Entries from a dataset
________________________

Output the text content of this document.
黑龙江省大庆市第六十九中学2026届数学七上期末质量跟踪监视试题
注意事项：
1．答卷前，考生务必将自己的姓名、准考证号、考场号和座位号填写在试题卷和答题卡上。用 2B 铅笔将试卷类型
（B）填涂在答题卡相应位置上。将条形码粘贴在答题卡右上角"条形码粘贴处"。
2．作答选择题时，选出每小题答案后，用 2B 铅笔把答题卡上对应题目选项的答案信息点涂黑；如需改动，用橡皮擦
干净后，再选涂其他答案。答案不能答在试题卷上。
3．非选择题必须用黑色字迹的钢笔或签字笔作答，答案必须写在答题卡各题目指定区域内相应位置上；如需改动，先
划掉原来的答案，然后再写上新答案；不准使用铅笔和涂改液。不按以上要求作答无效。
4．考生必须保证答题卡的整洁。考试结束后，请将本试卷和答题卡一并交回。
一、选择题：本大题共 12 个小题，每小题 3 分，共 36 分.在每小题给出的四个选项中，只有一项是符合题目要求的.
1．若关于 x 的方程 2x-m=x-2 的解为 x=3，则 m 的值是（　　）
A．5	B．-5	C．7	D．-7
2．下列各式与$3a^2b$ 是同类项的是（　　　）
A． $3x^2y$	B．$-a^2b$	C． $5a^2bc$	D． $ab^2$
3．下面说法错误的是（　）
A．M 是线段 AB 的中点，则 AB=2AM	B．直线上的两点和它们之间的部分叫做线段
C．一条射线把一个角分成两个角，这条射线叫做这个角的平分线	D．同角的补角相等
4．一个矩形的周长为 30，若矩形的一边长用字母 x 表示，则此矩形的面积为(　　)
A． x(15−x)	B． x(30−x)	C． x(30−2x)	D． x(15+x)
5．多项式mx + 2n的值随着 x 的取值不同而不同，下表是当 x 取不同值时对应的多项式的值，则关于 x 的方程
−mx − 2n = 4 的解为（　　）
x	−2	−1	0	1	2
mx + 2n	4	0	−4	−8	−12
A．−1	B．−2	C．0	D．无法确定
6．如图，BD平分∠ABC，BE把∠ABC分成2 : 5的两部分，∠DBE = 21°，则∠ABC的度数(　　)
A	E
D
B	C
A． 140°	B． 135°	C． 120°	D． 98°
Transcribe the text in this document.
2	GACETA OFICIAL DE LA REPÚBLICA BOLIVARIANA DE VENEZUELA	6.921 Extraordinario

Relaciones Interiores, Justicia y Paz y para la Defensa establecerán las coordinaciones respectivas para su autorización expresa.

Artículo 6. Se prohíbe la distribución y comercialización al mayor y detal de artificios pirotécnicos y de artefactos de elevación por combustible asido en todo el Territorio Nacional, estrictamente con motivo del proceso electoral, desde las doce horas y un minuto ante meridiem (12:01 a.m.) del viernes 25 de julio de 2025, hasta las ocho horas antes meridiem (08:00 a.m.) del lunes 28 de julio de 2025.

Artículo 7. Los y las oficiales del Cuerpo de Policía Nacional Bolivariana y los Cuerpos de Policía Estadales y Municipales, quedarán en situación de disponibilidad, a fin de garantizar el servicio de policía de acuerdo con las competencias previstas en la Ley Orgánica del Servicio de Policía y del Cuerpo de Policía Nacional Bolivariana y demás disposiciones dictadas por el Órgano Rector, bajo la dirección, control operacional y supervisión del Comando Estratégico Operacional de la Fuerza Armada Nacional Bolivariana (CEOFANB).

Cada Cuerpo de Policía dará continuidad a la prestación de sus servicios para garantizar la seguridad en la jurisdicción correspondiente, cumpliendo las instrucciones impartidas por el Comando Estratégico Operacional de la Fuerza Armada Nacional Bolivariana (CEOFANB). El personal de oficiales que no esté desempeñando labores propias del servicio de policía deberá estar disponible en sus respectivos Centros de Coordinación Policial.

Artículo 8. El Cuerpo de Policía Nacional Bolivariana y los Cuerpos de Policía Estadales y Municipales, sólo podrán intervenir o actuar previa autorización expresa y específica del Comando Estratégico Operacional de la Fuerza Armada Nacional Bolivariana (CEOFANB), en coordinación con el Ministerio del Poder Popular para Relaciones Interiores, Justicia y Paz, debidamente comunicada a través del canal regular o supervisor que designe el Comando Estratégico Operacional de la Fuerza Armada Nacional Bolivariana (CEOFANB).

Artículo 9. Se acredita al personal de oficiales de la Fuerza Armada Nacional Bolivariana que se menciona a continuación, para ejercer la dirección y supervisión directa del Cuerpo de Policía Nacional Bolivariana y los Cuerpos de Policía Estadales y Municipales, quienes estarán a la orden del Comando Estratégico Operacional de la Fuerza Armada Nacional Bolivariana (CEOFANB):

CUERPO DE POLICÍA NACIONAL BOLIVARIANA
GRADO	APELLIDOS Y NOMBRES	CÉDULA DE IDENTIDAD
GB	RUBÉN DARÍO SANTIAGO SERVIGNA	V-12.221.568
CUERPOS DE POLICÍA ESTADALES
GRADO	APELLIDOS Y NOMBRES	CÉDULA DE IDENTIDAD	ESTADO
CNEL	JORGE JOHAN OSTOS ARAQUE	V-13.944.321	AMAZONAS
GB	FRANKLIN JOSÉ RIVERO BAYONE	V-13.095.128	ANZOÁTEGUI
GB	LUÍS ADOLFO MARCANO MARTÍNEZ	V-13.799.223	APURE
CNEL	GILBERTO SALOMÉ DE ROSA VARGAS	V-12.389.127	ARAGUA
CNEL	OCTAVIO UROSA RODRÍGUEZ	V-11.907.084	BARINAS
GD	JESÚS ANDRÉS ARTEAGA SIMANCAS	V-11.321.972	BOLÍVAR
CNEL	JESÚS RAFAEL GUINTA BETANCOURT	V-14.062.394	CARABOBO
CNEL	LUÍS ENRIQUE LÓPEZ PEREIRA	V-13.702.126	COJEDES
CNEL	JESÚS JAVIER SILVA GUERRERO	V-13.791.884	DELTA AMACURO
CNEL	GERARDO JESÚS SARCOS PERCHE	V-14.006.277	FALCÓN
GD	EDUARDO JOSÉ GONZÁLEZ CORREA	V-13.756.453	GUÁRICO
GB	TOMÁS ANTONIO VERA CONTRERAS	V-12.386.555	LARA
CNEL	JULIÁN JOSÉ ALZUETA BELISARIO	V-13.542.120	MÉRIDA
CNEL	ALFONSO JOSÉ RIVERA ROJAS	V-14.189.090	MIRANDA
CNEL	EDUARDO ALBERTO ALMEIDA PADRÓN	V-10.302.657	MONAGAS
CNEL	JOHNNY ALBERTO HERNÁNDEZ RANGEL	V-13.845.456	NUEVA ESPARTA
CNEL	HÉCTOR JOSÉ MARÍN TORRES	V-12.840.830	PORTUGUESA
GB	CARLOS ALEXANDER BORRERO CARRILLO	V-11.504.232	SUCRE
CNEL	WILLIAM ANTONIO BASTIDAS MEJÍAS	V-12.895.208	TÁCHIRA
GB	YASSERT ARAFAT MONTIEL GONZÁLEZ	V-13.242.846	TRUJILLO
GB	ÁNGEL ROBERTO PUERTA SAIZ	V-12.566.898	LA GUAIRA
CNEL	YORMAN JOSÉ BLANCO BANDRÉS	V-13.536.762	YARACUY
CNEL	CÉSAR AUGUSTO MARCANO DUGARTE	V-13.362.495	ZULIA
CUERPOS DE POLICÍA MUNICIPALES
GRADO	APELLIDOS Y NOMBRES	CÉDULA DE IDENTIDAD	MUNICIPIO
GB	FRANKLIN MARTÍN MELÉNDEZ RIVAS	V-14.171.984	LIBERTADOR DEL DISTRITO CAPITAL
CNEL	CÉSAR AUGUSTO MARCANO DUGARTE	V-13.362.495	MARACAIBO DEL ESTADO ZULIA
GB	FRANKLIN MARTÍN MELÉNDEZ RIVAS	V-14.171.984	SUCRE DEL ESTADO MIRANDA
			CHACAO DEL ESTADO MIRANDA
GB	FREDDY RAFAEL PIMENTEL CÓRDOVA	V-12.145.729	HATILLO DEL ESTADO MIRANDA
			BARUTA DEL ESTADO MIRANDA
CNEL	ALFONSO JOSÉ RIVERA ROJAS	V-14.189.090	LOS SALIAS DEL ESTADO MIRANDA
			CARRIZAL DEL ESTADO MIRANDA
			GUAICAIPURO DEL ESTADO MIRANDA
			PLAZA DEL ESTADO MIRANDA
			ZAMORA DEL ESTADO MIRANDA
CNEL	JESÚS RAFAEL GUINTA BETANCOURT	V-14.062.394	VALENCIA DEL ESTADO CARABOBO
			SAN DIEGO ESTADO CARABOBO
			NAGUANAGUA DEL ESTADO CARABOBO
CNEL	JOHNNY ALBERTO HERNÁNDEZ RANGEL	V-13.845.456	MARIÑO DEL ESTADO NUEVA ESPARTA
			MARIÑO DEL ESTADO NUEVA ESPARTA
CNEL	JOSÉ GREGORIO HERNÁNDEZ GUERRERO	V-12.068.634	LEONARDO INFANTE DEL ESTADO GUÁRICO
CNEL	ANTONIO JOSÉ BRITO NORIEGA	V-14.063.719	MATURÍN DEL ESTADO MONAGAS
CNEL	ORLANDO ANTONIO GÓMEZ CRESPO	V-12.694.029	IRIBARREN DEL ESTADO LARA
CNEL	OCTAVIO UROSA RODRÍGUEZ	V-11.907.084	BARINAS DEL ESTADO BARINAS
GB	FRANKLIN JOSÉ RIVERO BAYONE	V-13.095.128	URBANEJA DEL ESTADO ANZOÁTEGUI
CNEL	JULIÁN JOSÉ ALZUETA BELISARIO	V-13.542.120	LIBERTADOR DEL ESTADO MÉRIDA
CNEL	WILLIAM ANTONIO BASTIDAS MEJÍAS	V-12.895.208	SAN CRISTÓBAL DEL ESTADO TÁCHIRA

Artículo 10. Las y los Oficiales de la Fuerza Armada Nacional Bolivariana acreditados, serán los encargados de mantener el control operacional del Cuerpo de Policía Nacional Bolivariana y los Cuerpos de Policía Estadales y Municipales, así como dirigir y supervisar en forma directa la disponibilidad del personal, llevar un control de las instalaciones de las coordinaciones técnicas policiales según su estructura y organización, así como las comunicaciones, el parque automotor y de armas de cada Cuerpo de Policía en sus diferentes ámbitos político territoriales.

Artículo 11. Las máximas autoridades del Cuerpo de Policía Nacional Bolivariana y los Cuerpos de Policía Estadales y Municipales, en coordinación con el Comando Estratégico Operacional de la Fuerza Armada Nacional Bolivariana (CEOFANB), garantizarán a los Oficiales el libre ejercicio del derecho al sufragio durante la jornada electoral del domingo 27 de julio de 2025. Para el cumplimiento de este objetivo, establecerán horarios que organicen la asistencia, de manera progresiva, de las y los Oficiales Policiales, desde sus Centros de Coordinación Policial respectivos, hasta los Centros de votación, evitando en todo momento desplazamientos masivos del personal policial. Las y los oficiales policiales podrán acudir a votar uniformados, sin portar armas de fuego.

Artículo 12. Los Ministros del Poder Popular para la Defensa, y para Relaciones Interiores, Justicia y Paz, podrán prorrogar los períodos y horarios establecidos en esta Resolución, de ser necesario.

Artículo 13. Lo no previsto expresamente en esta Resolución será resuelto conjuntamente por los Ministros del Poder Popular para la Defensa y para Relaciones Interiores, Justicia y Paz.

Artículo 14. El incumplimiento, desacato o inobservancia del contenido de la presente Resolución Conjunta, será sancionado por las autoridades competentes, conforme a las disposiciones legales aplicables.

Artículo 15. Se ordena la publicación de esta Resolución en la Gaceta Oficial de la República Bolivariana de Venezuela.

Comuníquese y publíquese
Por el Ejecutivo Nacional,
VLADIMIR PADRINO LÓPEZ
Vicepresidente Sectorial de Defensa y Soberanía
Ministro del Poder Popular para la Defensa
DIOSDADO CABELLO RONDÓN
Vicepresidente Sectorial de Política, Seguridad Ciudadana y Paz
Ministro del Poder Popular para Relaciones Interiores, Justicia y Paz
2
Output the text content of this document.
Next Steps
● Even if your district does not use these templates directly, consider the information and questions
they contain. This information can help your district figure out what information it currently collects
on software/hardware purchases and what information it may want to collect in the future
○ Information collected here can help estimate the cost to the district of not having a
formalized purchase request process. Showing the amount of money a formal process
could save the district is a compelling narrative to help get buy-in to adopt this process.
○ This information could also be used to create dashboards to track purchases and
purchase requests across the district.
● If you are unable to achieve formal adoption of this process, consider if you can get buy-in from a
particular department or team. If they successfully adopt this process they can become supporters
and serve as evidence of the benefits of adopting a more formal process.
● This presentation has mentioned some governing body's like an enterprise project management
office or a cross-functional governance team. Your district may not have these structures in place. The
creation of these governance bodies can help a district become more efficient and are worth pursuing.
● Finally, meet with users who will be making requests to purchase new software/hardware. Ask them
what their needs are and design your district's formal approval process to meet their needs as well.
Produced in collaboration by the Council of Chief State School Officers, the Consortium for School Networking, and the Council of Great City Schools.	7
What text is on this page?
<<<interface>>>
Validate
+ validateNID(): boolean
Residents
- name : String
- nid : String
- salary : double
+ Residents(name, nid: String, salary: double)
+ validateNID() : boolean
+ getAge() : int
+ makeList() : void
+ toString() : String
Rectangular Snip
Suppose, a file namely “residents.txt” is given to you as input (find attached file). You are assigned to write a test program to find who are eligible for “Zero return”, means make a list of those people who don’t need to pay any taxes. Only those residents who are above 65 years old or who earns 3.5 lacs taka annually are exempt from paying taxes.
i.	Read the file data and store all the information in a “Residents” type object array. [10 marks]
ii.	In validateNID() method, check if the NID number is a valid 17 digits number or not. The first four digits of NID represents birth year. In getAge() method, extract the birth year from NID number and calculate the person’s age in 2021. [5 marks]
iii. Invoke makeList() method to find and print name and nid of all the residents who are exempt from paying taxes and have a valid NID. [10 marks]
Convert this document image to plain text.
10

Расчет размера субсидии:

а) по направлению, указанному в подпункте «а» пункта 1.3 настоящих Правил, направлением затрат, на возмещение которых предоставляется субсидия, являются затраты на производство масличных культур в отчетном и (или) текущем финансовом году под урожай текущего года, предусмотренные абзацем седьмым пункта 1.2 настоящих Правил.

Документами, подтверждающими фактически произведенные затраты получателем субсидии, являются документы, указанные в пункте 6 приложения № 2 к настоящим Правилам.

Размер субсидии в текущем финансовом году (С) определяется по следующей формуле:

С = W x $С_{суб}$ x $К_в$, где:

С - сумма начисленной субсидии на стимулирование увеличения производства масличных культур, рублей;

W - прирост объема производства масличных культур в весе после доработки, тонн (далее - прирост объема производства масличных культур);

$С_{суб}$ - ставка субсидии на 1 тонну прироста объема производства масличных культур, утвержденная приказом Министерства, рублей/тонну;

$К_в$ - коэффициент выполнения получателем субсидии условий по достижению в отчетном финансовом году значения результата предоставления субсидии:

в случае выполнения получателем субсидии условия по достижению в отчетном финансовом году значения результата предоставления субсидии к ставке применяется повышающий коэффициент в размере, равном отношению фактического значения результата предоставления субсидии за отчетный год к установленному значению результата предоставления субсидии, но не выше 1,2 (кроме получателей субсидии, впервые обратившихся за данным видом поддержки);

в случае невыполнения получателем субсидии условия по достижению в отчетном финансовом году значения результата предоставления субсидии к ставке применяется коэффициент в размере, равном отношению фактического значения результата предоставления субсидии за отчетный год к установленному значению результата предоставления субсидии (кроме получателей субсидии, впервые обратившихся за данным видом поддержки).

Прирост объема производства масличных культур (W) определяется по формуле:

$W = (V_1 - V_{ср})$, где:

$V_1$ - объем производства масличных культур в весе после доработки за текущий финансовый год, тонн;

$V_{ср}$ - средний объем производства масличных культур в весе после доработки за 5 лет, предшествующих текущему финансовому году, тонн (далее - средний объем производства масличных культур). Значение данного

________________________

→ Your instructions: Going through the entries above, report how many lines include the string "ESPARTA". The number alone is the answer.

→ Task result: 3